- _DIRECTIONS_:
Exclude the pictures and retype the entries as written.
START SOURCE RECORDS
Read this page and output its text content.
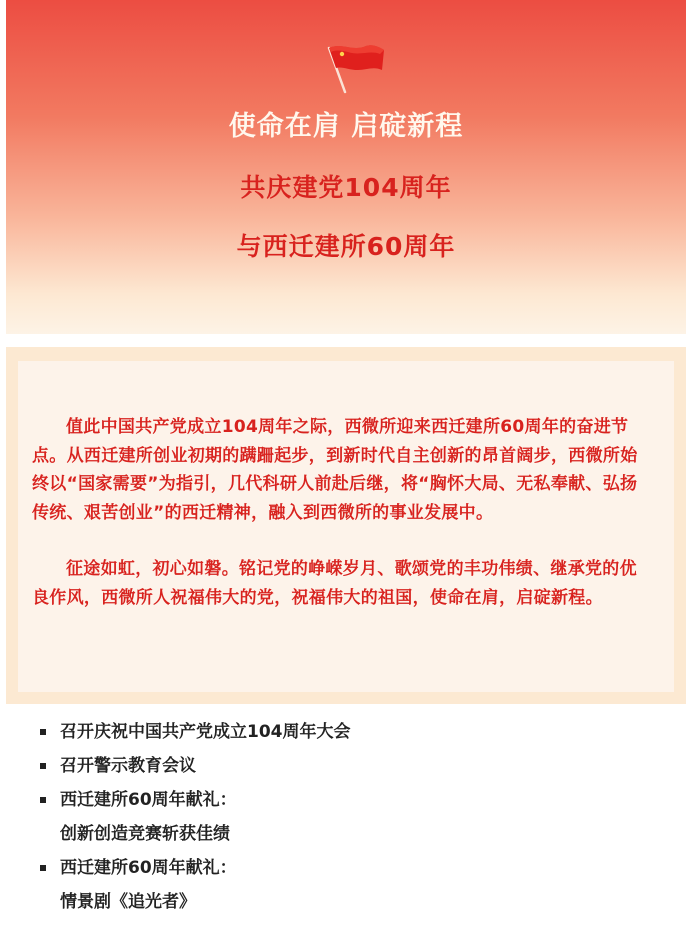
使命在肩 启碇新程
共庆建党104周年
与西迁建所60周年

值此中国共产党成立104周年之际，西微所迎来西迁建所60周年的奋进节点。从西迁建所创业初期的蹒跚起步，到新时代自主创新的昂首阔步，西微所始终以“国家需要”为指引，几代科研人前赴后继，将“胸怀大局、无私奉献、弘扬传统、艰苦创业”的西迁精神，融入到西微所的事业发展中。

征途如虹，初心如磐。铭记党的峥嵘岁月、歌颂党的丰功伟绩、继承党的优良作风，西微所人祝福伟大的党，祝福伟大的祖国，使命在肩，启碇新程。

召开庆祝中国共产党成立104周年大会
召开警示教育会议
西迁建所60周年献礼：
创新创造竞赛斩获佳绩
西迁建所60周年献礼：
情景剧《追光者》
END SOURCE RECORDS
- _ANSWER TO THIS TASK_:
Read this page and output its text content.
使命在肩 启碇新程
共庆建党104周年
与西迁建所60周年

值此中国共产党成立104周年之际，西微所迎来西迁建所60周年的奋进节点。从西迁建所创业初期的蹒跚起步，到新时代自主创新的昂首阔步，西微所始终以“国家需要”为指引，几代科研人前赴后继，将“胸怀大局、无私奉献、弘扬传统、艰苦创业”的西迁精神，融入到西微所的事业发展中。

征途如虹，初心如磐。铭记党的峥嵘岁月、歌颂党的丰功伟绩、继承党的优良作风，西微所人祝福伟大的党，祝福伟大的祖国，使命在肩，启碇新程。

召开庆祝中国共产党成立104周年大会
召开警示教育会议
西迁建所60周年献礼：
创新创造竞赛斩获佳绩
西迁建所60周年献礼：
情景剧《追光者》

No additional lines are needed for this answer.